=== What the exercise asks ===
Every line holding the string "JSON" should be gathered.

=== Saved entries ===
_ _ _ _
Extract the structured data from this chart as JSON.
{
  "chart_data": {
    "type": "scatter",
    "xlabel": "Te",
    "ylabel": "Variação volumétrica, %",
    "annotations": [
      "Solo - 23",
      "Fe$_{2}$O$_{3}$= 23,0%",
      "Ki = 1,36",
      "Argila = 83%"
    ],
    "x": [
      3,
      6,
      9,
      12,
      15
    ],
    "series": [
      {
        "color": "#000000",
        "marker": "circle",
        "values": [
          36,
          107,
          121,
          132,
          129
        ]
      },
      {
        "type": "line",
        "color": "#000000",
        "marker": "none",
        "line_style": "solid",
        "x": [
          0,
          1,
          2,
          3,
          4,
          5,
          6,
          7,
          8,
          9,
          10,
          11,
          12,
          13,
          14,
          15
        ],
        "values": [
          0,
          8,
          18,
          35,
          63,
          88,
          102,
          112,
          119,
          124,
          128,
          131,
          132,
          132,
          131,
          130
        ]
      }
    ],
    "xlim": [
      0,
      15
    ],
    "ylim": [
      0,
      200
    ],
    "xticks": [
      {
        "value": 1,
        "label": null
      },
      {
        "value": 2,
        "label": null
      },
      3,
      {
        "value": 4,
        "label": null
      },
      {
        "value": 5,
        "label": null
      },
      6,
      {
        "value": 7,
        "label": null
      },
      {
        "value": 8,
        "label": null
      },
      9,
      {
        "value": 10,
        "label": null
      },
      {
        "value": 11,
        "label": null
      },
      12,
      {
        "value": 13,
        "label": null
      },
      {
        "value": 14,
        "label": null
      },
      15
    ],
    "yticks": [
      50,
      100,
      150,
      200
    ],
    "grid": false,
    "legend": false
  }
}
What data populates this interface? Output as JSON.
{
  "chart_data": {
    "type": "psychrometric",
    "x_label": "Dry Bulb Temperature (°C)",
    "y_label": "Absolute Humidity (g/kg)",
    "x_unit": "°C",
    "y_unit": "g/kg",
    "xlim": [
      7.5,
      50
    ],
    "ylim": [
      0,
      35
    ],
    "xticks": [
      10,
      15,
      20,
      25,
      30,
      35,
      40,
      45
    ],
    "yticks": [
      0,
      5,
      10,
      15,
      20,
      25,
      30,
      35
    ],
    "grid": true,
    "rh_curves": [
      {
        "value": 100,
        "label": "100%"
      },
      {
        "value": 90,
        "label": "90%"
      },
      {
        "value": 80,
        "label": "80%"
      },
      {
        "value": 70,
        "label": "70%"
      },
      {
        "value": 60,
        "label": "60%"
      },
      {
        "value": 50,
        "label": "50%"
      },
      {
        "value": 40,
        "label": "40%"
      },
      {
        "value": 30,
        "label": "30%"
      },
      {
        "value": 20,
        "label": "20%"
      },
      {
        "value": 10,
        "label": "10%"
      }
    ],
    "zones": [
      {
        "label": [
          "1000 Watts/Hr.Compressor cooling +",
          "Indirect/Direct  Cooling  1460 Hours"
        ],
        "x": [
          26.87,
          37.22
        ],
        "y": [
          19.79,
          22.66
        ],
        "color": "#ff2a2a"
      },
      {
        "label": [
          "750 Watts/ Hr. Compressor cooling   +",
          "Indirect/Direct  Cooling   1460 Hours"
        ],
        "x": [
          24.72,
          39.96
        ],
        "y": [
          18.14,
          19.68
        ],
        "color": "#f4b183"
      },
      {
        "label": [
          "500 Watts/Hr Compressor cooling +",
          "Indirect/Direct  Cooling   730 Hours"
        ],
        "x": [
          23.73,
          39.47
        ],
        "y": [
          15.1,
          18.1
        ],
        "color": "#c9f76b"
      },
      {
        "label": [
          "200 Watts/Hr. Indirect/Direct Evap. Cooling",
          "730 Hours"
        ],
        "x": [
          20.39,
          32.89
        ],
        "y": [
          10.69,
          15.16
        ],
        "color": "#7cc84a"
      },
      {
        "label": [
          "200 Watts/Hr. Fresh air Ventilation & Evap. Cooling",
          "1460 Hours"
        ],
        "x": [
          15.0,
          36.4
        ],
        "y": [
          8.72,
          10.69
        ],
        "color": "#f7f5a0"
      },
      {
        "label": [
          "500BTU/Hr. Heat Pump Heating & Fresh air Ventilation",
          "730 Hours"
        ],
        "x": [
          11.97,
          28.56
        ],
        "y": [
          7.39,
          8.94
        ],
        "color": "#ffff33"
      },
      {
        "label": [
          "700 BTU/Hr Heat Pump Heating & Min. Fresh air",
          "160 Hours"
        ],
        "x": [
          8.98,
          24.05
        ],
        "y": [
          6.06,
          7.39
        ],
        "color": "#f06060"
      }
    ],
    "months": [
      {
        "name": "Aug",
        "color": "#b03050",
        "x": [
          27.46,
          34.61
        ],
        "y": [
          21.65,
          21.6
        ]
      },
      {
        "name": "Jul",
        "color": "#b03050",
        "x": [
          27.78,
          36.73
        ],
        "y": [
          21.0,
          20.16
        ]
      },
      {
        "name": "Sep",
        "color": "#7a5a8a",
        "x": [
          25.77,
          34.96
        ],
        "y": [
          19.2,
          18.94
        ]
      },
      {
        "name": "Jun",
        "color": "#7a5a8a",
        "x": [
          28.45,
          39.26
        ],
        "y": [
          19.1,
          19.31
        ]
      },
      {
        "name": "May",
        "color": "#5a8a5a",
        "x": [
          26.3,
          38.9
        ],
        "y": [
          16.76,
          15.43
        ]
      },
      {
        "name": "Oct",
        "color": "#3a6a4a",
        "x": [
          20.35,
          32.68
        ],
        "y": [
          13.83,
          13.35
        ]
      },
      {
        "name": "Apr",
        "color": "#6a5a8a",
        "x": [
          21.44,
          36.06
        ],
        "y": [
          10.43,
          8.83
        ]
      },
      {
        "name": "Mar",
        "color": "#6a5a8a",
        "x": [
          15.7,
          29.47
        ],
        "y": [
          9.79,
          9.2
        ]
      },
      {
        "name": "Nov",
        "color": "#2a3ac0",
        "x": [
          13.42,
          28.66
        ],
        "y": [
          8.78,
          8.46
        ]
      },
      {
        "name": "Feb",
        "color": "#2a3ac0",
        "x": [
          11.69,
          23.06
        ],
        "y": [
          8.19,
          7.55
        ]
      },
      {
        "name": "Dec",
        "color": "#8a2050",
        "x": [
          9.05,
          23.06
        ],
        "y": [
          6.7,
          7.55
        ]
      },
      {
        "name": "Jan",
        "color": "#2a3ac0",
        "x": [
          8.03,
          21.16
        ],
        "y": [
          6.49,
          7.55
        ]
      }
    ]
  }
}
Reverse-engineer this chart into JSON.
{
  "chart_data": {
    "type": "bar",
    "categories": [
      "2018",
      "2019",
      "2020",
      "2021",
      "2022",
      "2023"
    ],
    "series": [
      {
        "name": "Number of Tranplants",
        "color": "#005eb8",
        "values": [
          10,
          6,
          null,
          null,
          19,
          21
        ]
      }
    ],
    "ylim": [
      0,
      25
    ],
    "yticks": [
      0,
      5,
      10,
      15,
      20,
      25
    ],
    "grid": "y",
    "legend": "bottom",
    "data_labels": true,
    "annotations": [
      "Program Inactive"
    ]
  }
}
_ _ _ _
=== Solution to the problem ===
Extract the structured data from this chart as JSON.
What data populates this interface? Output as JSON.
Reverse-engineer this chart into JSON.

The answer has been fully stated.